TASK REQUIREMENTS
Extract all lines in the data that contain the word "выдох".

[Dataset records]
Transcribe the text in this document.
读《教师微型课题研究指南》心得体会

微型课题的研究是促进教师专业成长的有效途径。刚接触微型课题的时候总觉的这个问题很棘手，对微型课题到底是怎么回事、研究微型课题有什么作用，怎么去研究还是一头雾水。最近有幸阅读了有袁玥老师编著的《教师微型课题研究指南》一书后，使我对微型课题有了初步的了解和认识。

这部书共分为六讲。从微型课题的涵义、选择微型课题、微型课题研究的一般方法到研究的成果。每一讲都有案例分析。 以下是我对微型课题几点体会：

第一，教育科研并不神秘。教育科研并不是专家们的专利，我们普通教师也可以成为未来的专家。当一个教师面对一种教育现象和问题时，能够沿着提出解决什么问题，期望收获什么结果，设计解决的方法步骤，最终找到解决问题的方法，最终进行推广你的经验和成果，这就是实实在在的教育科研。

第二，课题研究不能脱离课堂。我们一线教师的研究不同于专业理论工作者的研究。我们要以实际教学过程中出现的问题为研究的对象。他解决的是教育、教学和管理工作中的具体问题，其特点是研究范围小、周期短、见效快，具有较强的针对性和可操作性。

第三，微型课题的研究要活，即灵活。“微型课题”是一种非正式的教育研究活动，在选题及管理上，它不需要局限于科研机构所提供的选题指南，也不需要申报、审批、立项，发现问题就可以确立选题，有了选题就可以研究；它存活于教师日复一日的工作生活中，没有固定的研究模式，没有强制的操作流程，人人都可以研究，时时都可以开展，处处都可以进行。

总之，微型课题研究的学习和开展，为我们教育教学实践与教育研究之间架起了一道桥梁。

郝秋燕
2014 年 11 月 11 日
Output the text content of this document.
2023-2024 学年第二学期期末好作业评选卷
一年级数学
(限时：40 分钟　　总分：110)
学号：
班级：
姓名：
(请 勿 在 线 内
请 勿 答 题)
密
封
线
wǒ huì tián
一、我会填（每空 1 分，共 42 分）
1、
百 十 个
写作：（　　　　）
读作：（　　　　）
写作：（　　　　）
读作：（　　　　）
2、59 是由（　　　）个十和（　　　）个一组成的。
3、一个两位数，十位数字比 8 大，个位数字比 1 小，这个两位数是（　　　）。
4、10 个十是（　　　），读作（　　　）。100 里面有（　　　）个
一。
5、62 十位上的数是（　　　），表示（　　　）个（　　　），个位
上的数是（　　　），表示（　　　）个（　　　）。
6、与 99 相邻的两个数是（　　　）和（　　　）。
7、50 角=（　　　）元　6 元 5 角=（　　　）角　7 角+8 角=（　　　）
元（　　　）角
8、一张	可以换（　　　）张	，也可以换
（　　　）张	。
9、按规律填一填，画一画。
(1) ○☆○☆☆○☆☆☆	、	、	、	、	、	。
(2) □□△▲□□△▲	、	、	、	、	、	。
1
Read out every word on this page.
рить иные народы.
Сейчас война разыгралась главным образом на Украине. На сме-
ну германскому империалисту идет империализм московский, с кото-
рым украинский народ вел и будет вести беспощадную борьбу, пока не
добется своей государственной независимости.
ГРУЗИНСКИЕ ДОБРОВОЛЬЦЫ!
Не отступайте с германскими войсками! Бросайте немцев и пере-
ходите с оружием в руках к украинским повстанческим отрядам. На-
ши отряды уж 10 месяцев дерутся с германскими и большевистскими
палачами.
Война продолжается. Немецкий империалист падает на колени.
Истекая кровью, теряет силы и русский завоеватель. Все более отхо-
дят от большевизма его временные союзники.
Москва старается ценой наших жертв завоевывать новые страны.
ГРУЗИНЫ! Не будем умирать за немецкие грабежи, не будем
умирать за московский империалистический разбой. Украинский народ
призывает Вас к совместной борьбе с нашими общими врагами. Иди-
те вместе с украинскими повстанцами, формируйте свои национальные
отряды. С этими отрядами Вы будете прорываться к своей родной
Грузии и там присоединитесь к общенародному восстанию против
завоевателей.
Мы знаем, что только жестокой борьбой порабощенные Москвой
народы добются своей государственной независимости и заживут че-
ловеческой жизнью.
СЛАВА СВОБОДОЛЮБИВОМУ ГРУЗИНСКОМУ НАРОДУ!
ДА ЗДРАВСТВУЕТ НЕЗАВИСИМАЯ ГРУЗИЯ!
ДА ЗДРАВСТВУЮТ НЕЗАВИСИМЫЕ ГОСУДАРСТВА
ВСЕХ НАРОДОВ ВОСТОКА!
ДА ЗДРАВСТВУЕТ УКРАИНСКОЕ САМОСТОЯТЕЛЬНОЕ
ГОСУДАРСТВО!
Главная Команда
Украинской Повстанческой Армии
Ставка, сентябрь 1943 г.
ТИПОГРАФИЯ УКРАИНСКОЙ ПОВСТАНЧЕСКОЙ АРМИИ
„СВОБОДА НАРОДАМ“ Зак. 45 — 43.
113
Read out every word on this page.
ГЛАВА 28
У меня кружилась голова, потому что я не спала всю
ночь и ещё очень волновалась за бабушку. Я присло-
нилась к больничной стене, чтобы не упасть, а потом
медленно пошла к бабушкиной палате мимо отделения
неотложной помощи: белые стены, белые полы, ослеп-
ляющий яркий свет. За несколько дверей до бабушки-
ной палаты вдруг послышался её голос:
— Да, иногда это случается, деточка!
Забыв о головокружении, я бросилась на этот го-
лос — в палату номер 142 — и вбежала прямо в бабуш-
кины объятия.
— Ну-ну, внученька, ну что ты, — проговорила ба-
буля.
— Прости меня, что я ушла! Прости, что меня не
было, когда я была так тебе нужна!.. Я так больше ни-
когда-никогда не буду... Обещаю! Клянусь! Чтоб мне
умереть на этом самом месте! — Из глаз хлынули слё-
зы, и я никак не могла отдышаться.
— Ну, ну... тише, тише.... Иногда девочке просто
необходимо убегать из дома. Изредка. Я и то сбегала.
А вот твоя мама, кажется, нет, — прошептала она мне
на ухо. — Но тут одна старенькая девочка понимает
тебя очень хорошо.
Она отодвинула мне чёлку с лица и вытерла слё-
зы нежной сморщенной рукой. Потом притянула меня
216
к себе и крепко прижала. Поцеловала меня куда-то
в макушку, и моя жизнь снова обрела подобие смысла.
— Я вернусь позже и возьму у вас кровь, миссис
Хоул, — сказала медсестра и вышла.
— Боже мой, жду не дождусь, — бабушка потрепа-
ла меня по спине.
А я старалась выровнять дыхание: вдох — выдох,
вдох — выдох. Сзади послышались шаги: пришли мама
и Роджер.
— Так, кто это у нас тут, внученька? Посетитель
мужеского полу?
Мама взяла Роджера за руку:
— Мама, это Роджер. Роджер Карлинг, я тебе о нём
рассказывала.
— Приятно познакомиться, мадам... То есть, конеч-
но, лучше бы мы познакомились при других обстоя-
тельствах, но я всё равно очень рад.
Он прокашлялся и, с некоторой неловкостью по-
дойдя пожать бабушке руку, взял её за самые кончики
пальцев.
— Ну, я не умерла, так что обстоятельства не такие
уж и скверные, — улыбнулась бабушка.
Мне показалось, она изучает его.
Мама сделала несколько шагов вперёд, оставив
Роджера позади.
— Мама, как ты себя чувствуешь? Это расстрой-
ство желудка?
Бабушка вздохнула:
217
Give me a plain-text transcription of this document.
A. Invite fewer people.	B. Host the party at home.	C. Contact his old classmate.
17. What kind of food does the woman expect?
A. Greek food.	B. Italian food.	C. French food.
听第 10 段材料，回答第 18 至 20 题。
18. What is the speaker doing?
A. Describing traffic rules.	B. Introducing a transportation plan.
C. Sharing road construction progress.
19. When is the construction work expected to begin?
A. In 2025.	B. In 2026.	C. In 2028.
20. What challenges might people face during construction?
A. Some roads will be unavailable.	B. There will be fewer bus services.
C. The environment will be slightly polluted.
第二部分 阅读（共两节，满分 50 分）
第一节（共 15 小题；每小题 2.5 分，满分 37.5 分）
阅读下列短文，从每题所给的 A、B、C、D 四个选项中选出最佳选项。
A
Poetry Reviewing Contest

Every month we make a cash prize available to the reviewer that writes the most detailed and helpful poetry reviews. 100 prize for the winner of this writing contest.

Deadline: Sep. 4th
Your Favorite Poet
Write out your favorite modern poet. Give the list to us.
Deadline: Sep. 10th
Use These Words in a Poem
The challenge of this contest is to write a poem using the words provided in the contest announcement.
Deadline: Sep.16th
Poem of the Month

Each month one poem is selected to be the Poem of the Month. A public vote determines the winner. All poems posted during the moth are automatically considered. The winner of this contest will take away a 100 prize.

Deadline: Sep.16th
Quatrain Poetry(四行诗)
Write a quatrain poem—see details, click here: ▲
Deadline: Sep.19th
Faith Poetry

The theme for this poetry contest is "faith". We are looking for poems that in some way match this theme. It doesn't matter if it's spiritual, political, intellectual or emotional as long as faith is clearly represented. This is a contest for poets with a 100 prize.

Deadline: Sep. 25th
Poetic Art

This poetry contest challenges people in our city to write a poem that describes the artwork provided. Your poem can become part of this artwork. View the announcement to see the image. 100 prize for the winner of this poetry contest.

OUTPUT OF THE TASK
А я старалась выровнять дыхание: вдох — выдох,
вдох — выдох. Сзади послышались шаги: пришли мама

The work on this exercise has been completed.